### GOAL
Scan the records for the word "text". Copy each line that includes it.

[BEGIN THE RECORDS]

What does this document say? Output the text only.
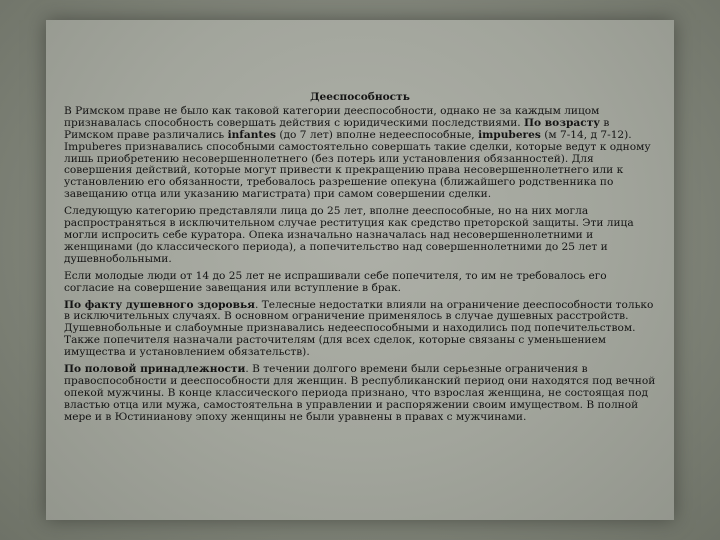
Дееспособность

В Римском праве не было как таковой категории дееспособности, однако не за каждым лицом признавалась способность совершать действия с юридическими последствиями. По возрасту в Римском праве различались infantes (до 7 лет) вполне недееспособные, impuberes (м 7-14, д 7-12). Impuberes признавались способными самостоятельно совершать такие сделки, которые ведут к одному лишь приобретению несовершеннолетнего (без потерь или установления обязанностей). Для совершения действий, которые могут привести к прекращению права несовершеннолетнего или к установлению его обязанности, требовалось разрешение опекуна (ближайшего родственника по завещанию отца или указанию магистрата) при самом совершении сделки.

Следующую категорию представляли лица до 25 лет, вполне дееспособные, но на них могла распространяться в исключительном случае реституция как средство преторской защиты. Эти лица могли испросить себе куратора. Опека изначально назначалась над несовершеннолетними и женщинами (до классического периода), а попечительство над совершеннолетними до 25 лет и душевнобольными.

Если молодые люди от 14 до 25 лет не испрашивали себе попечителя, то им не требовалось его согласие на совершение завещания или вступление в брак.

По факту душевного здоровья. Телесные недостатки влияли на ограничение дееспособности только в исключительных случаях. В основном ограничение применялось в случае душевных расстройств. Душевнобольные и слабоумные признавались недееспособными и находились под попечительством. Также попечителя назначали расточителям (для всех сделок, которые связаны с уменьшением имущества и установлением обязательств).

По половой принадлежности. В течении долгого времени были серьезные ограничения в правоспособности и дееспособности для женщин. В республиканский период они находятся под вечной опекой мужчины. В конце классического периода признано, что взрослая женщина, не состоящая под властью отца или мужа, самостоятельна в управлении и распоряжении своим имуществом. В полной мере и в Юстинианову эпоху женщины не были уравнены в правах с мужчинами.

[END THE RECORDS]
[BEGIN THE RECORDS]

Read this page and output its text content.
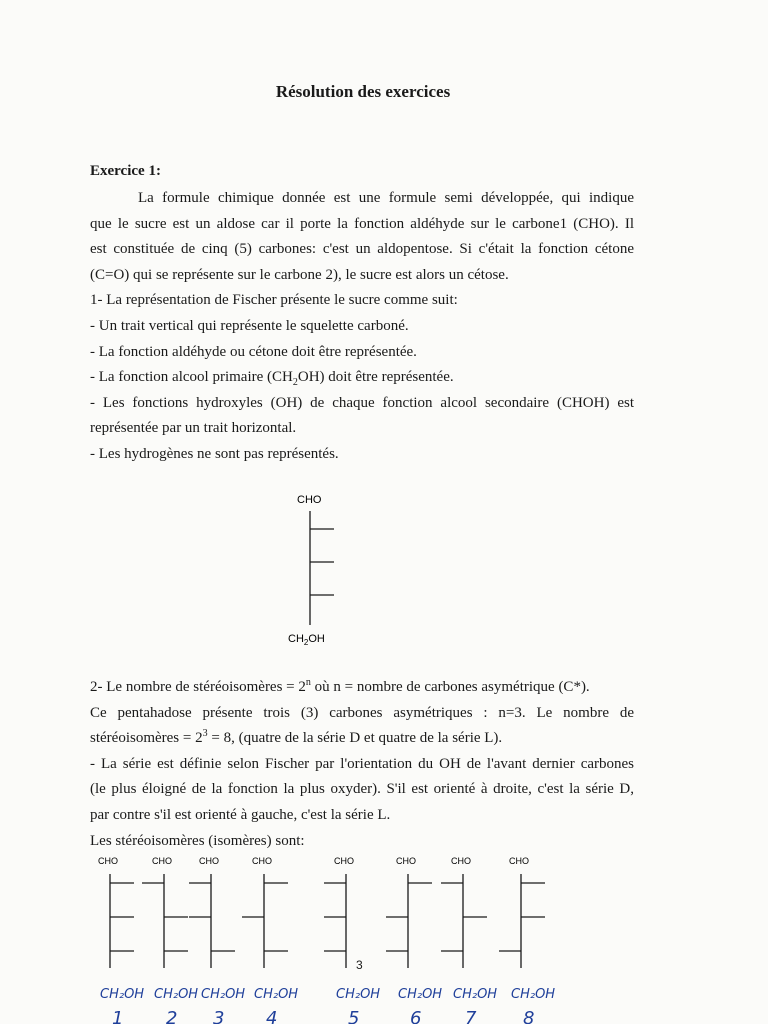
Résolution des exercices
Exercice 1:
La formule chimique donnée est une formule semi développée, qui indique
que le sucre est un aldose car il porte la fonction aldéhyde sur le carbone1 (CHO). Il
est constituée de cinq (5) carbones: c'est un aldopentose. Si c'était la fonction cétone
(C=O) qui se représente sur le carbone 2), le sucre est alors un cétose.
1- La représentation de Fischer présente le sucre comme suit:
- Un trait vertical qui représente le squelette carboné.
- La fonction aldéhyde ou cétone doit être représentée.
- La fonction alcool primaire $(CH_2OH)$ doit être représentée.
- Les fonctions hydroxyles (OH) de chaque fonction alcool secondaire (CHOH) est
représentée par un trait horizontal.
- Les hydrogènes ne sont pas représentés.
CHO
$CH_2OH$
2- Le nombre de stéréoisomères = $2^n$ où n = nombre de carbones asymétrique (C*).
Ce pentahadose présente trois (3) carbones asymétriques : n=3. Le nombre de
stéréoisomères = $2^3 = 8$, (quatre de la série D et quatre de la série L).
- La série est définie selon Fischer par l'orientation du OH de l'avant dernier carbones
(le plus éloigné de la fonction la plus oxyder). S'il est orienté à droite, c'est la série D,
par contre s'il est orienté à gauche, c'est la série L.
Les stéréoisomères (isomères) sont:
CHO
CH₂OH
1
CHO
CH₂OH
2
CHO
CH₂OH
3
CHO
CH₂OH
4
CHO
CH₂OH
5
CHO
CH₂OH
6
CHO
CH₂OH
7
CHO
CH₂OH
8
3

[END THE RECORDS]

### RESULT FOR THIS EXERCISE
What does this document say? Output the text only.
Read this page and output its text content.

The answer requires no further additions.